─── Records for the exercise
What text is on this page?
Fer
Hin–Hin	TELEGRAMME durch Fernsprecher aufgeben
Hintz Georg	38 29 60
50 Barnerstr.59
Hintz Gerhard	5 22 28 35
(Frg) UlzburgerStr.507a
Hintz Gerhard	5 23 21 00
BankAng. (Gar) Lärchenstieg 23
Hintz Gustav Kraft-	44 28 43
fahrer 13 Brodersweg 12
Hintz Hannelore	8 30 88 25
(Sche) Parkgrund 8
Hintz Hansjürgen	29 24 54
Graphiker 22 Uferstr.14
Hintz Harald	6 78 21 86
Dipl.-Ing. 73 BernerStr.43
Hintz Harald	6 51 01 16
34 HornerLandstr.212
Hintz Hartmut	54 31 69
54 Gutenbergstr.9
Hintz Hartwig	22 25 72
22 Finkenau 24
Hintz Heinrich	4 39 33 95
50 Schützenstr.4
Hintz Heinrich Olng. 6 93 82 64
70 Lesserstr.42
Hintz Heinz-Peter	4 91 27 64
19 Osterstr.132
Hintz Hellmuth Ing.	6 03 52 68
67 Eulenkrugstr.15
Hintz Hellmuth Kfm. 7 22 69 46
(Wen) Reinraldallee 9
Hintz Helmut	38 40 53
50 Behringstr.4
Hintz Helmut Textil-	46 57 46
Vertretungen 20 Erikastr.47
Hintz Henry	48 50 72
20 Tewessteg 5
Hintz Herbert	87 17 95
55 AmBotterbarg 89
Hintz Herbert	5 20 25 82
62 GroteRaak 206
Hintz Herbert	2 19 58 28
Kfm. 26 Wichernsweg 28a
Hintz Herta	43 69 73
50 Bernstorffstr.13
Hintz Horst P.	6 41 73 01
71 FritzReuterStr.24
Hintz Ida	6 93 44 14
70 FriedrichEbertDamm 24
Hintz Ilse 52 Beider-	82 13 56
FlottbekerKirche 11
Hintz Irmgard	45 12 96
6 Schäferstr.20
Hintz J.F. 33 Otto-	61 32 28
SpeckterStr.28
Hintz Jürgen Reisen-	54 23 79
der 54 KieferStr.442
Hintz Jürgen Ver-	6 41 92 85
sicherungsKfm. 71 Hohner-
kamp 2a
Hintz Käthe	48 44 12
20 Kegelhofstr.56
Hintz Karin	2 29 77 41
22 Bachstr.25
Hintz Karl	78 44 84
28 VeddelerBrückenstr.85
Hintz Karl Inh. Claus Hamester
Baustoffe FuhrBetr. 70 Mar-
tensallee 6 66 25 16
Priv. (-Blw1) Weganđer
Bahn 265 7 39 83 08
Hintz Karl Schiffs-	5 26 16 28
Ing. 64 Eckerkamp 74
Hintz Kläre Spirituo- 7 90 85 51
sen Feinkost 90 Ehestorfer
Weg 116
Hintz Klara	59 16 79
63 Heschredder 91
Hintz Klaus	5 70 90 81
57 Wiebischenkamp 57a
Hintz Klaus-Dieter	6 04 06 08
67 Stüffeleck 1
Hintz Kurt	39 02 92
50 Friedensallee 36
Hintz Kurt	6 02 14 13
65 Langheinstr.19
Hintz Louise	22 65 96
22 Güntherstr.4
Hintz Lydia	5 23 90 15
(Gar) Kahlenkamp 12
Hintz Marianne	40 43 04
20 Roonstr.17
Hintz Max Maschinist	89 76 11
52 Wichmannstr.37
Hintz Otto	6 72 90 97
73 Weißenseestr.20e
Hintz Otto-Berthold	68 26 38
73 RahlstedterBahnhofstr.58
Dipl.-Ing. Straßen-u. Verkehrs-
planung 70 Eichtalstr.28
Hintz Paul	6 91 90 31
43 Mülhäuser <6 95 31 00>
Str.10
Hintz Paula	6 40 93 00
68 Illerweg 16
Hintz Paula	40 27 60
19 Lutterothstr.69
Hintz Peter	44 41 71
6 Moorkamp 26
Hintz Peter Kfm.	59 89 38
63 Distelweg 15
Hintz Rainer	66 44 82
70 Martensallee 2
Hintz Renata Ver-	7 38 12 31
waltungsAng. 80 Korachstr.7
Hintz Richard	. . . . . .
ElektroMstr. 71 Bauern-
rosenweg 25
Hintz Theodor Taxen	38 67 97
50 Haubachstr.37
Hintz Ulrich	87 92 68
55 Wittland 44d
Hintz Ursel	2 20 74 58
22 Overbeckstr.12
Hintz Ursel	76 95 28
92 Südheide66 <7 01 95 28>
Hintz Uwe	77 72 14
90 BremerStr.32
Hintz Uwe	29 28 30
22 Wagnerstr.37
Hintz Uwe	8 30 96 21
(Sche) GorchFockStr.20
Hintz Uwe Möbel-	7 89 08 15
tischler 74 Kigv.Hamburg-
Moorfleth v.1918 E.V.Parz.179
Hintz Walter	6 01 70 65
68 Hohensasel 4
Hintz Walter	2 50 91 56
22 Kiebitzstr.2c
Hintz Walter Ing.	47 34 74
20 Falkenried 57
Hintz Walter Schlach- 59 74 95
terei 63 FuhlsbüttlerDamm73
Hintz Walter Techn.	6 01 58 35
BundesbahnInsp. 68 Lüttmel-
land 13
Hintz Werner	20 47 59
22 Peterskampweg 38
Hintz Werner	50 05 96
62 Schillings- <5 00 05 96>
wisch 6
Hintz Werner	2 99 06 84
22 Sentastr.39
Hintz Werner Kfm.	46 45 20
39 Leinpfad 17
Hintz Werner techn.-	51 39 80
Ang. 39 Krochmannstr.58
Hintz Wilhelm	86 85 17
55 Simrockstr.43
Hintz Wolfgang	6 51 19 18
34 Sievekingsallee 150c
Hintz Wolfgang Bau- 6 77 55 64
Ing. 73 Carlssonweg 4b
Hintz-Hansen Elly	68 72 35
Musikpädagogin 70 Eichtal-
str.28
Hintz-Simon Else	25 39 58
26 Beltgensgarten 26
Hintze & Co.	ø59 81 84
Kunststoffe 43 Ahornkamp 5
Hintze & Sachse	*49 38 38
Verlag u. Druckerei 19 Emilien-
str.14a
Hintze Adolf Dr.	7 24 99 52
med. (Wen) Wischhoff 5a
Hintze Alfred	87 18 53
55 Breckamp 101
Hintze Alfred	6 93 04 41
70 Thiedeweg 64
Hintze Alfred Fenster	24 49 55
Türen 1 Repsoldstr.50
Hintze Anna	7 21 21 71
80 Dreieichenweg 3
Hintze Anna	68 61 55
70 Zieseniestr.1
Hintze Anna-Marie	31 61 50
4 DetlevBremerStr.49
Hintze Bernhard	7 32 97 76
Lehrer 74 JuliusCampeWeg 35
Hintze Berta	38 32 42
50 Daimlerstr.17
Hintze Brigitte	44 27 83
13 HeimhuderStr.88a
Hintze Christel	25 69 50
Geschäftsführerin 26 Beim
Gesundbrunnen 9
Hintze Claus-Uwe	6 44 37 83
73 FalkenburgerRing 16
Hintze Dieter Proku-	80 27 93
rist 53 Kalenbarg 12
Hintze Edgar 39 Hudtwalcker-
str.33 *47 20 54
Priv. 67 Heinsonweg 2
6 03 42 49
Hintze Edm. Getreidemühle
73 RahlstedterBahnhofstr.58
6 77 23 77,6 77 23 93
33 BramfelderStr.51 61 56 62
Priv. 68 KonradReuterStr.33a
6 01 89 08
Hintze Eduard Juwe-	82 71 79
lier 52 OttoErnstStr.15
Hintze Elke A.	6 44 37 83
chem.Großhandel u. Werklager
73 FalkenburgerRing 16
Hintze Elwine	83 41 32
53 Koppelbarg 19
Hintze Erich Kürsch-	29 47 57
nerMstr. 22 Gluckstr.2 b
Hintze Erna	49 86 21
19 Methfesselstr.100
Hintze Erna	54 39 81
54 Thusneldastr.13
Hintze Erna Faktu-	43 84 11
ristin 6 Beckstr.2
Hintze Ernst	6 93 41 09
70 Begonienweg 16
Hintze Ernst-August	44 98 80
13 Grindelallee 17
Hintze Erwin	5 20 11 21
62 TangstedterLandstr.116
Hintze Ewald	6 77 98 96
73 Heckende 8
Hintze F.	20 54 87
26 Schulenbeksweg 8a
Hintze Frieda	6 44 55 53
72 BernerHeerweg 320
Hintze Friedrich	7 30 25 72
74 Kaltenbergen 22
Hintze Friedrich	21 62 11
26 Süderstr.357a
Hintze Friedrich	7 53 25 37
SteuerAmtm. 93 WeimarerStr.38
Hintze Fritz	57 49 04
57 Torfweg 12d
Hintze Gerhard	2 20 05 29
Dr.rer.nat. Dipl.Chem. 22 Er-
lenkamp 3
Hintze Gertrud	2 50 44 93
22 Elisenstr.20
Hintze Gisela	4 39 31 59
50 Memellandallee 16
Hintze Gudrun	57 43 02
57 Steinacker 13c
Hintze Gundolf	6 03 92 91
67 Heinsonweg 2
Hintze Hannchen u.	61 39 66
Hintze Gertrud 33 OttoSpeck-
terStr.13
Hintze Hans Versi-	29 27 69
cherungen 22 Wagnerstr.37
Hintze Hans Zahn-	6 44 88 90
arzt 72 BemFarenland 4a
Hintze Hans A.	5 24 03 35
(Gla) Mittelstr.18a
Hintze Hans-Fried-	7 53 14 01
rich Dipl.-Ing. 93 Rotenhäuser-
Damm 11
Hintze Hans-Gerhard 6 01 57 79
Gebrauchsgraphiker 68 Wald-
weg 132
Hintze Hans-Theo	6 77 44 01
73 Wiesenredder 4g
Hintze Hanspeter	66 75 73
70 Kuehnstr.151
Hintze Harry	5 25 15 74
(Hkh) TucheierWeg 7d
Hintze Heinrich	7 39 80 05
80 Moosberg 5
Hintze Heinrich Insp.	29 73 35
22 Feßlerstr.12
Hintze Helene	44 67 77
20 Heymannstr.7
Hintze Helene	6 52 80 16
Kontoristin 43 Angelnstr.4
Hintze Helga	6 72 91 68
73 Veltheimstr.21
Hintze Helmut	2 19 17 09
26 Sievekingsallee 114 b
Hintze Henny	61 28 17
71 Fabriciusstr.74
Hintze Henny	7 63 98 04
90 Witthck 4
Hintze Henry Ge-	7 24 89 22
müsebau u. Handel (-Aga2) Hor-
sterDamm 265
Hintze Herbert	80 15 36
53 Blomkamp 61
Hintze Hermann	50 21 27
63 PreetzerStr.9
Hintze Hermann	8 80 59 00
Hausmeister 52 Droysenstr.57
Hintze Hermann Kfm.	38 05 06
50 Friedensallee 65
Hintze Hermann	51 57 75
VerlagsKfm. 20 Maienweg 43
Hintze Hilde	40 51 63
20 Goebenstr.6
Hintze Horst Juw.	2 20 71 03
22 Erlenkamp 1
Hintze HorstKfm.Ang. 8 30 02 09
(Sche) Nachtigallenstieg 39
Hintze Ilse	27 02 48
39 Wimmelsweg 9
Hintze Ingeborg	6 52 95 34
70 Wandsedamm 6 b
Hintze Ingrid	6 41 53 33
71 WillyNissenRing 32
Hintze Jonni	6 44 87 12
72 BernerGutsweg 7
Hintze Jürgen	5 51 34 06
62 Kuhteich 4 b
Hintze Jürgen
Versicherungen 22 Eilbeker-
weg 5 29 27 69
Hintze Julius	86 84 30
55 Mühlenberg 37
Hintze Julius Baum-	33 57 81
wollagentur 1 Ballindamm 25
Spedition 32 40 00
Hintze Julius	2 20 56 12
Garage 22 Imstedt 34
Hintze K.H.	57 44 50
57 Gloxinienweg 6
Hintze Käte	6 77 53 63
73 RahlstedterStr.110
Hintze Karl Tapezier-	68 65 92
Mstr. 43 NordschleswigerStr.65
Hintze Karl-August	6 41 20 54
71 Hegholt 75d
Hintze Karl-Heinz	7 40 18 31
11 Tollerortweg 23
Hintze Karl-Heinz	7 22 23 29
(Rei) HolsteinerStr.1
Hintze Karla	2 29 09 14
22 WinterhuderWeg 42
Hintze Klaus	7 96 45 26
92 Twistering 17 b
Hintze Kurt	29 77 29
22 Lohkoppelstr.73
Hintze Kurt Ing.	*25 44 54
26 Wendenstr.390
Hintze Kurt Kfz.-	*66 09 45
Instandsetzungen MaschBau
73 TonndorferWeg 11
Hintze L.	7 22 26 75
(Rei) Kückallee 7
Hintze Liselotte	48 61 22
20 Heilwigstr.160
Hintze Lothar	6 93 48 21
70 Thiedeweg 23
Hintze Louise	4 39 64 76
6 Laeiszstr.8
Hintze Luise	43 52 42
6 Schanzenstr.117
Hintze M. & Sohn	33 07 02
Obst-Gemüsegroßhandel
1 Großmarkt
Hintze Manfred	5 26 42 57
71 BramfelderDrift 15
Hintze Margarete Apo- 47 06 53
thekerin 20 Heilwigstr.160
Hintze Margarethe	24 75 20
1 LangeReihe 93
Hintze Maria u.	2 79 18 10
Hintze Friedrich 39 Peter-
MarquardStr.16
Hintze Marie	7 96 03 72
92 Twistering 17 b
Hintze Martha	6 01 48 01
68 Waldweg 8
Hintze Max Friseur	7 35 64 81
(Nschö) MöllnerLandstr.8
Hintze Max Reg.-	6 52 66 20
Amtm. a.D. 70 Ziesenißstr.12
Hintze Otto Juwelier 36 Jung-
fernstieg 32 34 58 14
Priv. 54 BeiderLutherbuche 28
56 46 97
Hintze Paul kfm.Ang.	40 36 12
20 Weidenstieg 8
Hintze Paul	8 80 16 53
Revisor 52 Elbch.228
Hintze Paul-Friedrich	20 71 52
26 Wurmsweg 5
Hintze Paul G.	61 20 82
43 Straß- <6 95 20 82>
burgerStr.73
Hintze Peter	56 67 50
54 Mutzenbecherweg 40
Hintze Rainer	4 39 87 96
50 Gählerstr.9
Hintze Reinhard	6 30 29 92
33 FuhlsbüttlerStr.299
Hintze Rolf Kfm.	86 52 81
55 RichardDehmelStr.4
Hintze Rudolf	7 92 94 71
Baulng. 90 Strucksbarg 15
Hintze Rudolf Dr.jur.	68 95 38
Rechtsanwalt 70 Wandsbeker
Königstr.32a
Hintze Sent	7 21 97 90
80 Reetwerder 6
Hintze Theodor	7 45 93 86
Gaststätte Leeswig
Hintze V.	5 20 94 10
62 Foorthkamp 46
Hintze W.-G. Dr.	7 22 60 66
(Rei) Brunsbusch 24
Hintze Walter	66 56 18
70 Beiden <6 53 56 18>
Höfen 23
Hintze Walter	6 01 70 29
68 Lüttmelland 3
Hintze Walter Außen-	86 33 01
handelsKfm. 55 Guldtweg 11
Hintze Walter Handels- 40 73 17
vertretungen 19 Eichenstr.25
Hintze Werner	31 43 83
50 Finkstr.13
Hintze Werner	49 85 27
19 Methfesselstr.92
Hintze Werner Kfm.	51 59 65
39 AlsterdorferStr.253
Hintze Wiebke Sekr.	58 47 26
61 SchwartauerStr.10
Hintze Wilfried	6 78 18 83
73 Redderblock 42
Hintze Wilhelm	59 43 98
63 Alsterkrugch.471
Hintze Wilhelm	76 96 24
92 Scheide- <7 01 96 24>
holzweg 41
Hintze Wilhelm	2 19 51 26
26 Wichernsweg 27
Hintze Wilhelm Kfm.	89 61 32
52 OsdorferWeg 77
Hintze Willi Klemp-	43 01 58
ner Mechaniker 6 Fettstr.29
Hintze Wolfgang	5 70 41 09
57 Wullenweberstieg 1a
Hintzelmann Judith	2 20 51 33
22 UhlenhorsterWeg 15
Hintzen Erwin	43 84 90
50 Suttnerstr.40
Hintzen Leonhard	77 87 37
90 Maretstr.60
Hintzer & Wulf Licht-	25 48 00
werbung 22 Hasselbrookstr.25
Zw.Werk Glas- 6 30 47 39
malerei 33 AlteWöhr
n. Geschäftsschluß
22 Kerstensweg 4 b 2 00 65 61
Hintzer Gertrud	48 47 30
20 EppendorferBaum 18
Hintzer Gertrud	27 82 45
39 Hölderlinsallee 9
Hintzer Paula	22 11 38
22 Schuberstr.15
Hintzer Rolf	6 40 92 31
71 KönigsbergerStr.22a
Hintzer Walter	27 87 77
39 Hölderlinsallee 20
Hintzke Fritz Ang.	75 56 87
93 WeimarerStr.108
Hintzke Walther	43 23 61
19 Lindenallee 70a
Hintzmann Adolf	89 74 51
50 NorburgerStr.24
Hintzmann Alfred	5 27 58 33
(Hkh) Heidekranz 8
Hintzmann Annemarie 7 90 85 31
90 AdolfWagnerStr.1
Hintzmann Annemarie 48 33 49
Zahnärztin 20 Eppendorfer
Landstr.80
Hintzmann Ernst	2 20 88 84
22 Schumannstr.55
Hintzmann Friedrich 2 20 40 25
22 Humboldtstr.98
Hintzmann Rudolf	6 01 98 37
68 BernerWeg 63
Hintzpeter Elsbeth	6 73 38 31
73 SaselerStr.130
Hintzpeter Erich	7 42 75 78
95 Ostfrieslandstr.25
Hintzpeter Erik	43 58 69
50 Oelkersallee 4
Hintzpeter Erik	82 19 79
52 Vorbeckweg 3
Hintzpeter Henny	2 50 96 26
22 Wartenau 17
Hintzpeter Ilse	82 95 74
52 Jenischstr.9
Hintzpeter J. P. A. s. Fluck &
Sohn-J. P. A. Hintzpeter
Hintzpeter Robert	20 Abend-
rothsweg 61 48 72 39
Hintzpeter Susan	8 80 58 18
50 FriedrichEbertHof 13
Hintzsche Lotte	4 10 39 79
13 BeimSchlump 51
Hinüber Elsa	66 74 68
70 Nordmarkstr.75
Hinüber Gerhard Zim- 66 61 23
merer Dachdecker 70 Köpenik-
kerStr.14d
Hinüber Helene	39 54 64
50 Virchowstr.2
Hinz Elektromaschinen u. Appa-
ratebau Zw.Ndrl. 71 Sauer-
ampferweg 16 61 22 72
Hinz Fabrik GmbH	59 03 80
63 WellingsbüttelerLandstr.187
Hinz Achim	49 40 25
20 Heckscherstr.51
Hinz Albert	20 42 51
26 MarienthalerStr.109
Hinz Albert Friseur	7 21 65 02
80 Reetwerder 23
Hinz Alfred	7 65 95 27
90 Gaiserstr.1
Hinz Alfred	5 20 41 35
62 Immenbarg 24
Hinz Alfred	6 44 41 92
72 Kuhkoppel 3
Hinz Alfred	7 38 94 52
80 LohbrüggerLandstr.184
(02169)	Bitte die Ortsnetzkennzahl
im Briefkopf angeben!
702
──────
Problem to solve
Copy all lines from the data that hold the word "Ilse".

Exercise output
Hintz Ilse 52 Beider-	82 13 56
Hintze Ilse	27 02 48
Hintzpeter Ilse	82 95 74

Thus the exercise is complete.